* WHAT IS BEING ASKED:
Verbatim output of all the material below is required.

---- DATASET RECORDS

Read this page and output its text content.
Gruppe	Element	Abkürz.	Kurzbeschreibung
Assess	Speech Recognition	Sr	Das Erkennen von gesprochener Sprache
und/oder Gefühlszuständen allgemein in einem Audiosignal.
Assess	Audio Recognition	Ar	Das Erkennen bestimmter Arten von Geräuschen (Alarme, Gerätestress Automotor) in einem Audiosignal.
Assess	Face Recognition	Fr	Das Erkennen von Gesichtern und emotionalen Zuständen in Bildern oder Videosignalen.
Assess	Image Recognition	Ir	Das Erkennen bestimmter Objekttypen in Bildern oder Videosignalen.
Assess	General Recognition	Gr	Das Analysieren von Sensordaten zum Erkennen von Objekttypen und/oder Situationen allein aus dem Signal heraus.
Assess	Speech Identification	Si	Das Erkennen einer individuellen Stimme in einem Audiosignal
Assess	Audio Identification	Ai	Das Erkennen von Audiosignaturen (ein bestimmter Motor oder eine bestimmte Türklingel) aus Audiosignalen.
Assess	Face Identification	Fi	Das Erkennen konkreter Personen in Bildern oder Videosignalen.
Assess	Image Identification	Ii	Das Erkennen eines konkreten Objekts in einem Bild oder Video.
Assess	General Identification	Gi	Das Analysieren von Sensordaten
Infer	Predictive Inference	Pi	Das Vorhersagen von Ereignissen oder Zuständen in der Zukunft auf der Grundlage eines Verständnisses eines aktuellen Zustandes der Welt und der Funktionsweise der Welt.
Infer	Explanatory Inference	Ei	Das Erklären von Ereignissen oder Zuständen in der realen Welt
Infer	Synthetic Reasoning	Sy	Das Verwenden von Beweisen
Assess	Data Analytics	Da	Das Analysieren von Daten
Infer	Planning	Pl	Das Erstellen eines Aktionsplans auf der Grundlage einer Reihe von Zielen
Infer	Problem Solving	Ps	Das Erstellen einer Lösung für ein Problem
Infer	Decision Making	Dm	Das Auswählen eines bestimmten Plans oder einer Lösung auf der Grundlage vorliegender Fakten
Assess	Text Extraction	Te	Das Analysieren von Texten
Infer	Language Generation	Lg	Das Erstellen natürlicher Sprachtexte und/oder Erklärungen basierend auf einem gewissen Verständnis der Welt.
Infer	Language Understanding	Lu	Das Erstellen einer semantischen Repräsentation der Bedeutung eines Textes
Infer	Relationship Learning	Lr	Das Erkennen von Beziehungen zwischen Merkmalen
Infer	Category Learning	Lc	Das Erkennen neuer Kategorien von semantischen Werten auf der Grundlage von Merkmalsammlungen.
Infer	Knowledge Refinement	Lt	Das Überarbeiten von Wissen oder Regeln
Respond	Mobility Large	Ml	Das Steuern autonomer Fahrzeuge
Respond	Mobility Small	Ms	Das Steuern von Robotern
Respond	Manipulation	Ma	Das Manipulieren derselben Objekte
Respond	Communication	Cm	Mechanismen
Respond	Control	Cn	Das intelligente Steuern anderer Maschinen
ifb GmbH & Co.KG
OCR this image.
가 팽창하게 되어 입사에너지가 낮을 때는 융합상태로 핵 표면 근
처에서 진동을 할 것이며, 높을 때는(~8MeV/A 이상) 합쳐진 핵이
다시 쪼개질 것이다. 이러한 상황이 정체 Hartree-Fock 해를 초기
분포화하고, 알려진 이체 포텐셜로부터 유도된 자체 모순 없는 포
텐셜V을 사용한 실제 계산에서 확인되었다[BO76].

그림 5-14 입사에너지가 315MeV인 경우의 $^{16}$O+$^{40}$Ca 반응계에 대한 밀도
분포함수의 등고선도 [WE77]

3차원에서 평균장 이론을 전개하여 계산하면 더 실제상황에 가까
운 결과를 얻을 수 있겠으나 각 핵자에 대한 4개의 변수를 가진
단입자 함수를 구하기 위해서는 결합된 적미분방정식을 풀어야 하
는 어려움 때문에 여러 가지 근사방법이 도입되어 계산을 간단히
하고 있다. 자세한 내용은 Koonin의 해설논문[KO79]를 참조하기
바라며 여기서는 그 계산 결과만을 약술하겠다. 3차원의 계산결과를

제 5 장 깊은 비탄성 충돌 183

--------

* SOLUTION FOR THIS TASK:
Read this page and output its text content.
Gruppe	Element	Abkürz.	Kurzbeschreibung
Assess	Speech Recognition	Sr	Das Erkennen von gesprochener Sprache
und/oder Gefühlszuständen allgemein in einem Audiosignal.
Assess	Audio Recognition	Ar	Das Erkennen bestimmter Arten von Geräuschen (Alarme, Gerätestress Automotor) in einem Audiosignal.
Assess	Face Recognition	Fr	Das Erkennen von Gesichtern und emotionalen Zuständen in Bildern oder Videosignalen.
Assess	Image Recognition	Ir	Das Erkennen bestimmter Objekttypen in Bildern oder Videosignalen.
Assess	General Recognition	Gr	Das Analysieren von Sensordaten zum Erkennen von Objekttypen und/oder Situationen allein aus dem Signal heraus.
Assess	Speech Identification	Si	Das Erkennen einer individuellen Stimme in einem Audiosignal
Assess	Audio Identification	Ai	Das Erkennen von Audiosignaturen (ein bestimmter Motor oder eine bestimmte Türklingel) aus Audiosignalen.
Assess	Face Identification	Fi	Das Erkennen konkreter Personen in Bildern oder Videosignalen.
Assess	Image Identification	Ii	Das Erkennen eines konkreten Objekts in einem Bild oder Video.
Assess	General Identification	Gi	Das Analysieren von Sensordaten
Infer	Predictive Inference	Pi	Das Vorhersagen von Ereignissen oder Zuständen in der Zukunft auf der Grundlage eines Verständnisses eines aktuellen Zustandes der Welt und der Funktionsweise der Welt.
Infer	Explanatory Inference	Ei	Das Erklären von Ereignissen oder Zuständen in der realen Welt
Infer	Synthetic Reasoning	Sy	Das Verwenden von Beweisen
Assess	Data Analytics	Da	Das Analysieren von Daten
Infer	Planning	Pl	Das Erstellen eines Aktionsplans auf der Grundlage einer Reihe von Zielen
Infer	Problem Solving	Ps	Das Erstellen einer Lösung für ein Problem
Infer	Decision Making	Dm	Das Auswählen eines bestimmten Plans oder einer Lösung auf der Grundlage vorliegender Fakten
Assess	Text Extraction	Te	Das Analysieren von Texten
Infer	Language Generation	Lg	Das Erstellen natürlicher Sprachtexte und/oder Erklärungen basierend auf einem gewissen Verständnis der Welt.
Infer	Language Understanding	Lu	Das Erstellen einer semantischen Repräsentation der Bedeutung eines Textes
Infer	Relationship Learning	Lr	Das Erkennen von Beziehungen zwischen Merkmalen
Infer	Category Learning	Lc	Das Erkennen neuer Kategorien von semantischen Werten auf der Grundlage von Merkmalsammlungen.
Infer	Knowledge Refinement	Lt	Das Überarbeiten von Wissen oder Regeln
Respond	Mobility Large	Ml	Das Steuern autonomer Fahrzeuge
Respond	Mobility Small	Ms	Das Steuern von Robotern
Respond	Manipulation	Ma	Das Manipulieren derselben Objekte
Respond	Communication	Cm	Mechanismen
Respond	Control	Cn	Das intelligente Steuern anderer Maschinen
ifb GmbH & Co.KG
OCR this image.
가 팽창하게 되어 입사에너지가 낮을 때는 융합상태로 핵 표면 근
처에서 진동을 할 것이며, 높을 때는(~8MeV/A 이상) 합쳐진 핵이
다시 쪼개질 것이다. 이러한 상황이 정체 Hartree-Fock 해를 초기
분포화하고, 알려진 이체 포텐셜로부터 유도된 자체 모순 없는 포
텐셜V을 사용한 실제 계산에서 확인되었다[BO76].

그림 5-14 입사에너지가 315MeV인 경우의 $^{16}$O+$^{40}$Ca 반응계에 대한 밀도
분포함수의 등고선도 [WE77]

3차원에서 평균장 이론을 전개하여 계산하면 더 실제상황에 가까
운 결과를 얻을 수 있겠으나 각 핵자에 대한 4개의 변수를 가진
단입자 함수를 구하기 위해서는 결합된 적미분방정식을 풀어야 하
는 어려움 때문에 여러 가지 근사방법이 도입되어 계산을 간단히
하고 있다. 자세한 내용은 Koonin의 해설논문[KO79]를 참조하기
바라며 여기서는 그 계산 결과만을 약술하겠다. 3차원의 계산결과를

제 5 장 깊은 비탄성 충돌 183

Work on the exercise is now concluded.